» Exercise set
(a) Edit the DeAnne Smith biography. Begin at the words "Smith began performing" and stop after "debut in 2011.", replacing "live comedy show series" with "live comedy showcases".
(b) Answer these questions from the DeAnne Smith biography:
(i) In what town was Smith born?
(ii) Which award did Smith win at the Sydney Comedy Festival?
(iii) In what year did Smith appear at the Hobart Comedy Festival?

» Text extract
....................

- Born: July 22, 1979 (age 47) Endicott, New York, United States

Comedy career
- Years active: 2005–present
- Medium: Live performance, television, radio, writing
- Genre: Stand-up comedy
- Website: deannesmith.com

= DeAnne Smith =

Canadian and American comedian, writer, and columnist

DeAnne Smith (born July 22, 1979) is a Canadian and American comedian, writer and columnist. They first gained notice as a comedian in 2008 touring their debut full-length solo stand-up show to popular and critical acclaim, culminating in winning the Sydney Comedy Festival's Time Out Best Newcomer Award and a nomination for Best Newcomer in the 2008 Canadian Comedy Awards. Smith has since continued to tour internationally, with shows proving to be both commercial and critical successes. Their shows have seen them nominated for numerous awards, including the Melbourne Comedy Festival's prestigious Barry Award in 2011 and being consistently rated amongst Montreal's Top 10 comedians. In addition to their live solo shows, Smith is also known for appearances on television and radio, most notably on Australia's Good News Week on the Channel 10 network and HBO series Funny As Hell.

Smith began performing stand-up in 2005 at the age of 25, and has produced four solo shows which have toured internationally. Smith has also created and hosts four live comedy show series in Montreal, and co-wrote a show with Sarah Quinn and Samuel Booth which made its festival debut in 2011.

Smith is agender and uses they/them pronouns.

== Career ==
In March 2024, Smith appeared in a Netflix comedy special, Hannah Gadsby's Gender Agenda, hosted by Hannah Gadsby and featuring several other genderqueer comedians.

=== Festival appearances ===
- 2011, 2012 – Edinburgh Fringe Festival; Edinburgh
- 2007, 2009, 2010, 2011, 2012, 2013, 2014 – Just for Laughs; Montreal
- 2010, 2011, 2012, 2013 – Melbourne International Comedy Festival
- 2009, 2010, 2011, 2012 – Melbourne International Comedy Festival Roadshow
- 2008, 2009, 2010, 2011, 2012 – Sydney Comedy Festival
- 2008, 2009, 2010, 2011, 2012, 2013 – Adelaide Fringe Festival
- 2012 – Perth International Comedy Festival; Perth
- 2012 – Brisbane Comedy Festival; Brisbane
- 2010 – Hobart Comedy Festival

=== Media appearances ===
Smith was rated amongst Montreal's Top 10 Comedians over five years in the 2010s, ranking #3 in 2010–2012, and #4 from 2007 to 2009. as reported in The Montreal Mirror, which also named them a Noisemaker in 2009. Smith regularly appears on television and radio in Canada and Australia. Their radio appearances, include Australia's ABC, Triple J, and Canada's CBC Radio One, where they have appeared as a regular on Definitely Not the Opera, and The Debaters. In 2012 they appeared on British TV for the first time, on Morgan Spurlock's Sky Atlantic programme New Britannia.

....................

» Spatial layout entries
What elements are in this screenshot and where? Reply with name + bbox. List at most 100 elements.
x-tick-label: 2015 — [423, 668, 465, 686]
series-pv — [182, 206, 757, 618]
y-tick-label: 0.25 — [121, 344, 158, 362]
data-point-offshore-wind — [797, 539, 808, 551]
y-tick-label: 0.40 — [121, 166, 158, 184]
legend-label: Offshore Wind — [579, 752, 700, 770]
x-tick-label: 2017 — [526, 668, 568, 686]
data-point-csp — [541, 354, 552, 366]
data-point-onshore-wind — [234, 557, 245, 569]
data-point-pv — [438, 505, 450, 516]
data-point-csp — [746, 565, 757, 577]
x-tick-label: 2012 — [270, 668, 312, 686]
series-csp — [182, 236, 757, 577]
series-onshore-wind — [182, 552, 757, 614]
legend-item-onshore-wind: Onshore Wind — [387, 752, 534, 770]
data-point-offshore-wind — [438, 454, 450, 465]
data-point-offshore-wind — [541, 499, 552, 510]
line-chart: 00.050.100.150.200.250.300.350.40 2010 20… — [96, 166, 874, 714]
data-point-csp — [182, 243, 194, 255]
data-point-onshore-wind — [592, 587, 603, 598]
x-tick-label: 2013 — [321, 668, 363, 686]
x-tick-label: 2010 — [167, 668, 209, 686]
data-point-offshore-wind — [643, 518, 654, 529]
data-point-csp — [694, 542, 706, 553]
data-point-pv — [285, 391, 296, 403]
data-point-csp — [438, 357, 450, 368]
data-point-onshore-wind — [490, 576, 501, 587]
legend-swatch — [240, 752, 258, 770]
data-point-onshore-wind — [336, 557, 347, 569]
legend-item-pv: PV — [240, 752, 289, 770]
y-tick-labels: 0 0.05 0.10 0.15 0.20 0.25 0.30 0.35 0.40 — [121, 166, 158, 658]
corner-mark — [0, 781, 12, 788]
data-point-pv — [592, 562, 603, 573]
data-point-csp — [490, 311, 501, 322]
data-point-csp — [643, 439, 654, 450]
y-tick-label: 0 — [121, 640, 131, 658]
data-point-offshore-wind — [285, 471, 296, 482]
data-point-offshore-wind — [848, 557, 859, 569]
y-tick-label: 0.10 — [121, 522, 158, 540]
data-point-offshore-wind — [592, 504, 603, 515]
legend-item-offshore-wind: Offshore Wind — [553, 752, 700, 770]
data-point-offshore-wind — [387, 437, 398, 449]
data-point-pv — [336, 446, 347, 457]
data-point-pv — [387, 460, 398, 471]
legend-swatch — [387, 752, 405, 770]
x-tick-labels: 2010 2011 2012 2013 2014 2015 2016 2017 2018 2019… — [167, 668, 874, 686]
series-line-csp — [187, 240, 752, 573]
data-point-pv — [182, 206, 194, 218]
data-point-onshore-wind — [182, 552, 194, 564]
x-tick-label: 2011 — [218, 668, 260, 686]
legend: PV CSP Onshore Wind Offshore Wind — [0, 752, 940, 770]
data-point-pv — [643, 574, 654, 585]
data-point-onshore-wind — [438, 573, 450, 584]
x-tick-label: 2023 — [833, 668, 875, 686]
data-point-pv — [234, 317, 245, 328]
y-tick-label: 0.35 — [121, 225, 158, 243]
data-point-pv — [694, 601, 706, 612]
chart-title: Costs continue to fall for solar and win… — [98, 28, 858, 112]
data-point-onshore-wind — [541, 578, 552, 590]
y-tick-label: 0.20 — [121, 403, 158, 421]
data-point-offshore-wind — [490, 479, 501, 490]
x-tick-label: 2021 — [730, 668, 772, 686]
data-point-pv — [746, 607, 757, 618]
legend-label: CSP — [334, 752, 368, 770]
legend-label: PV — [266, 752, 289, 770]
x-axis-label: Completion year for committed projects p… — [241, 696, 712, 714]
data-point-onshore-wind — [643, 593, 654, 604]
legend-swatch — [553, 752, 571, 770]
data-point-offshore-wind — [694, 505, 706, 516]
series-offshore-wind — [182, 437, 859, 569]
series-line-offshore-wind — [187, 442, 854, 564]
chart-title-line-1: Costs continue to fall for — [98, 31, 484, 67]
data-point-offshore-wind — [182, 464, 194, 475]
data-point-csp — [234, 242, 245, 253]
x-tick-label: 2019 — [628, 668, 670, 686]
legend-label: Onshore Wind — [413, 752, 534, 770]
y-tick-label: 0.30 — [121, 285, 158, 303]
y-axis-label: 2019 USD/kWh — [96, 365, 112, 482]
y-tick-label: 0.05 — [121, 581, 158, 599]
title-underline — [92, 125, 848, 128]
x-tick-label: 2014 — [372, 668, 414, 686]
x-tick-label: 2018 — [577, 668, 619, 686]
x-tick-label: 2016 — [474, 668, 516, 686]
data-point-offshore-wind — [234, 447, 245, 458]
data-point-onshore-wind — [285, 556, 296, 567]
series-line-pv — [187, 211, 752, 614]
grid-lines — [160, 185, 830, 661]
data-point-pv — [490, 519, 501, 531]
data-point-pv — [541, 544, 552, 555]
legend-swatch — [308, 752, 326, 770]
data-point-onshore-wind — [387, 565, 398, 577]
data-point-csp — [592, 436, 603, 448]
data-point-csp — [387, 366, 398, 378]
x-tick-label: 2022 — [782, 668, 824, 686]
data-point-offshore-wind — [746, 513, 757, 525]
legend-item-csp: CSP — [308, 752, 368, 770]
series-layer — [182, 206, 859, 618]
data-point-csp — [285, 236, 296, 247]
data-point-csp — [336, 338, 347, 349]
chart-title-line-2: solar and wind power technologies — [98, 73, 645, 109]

....................

» Worked answers
(a)
Smith began performing stand-up in 2005 at the age of 25, and has produced four solo shows which have toured internationally. Smith has also created and hosts four live comedy showcases in Montreal, and co-wrote a show with Sarah Quinn and Samuel Booth which made its festival debut in 2011.

(b)
(i) Endicott, New York
(ii) The Time Out Best Newcomer Award
(iii) 2010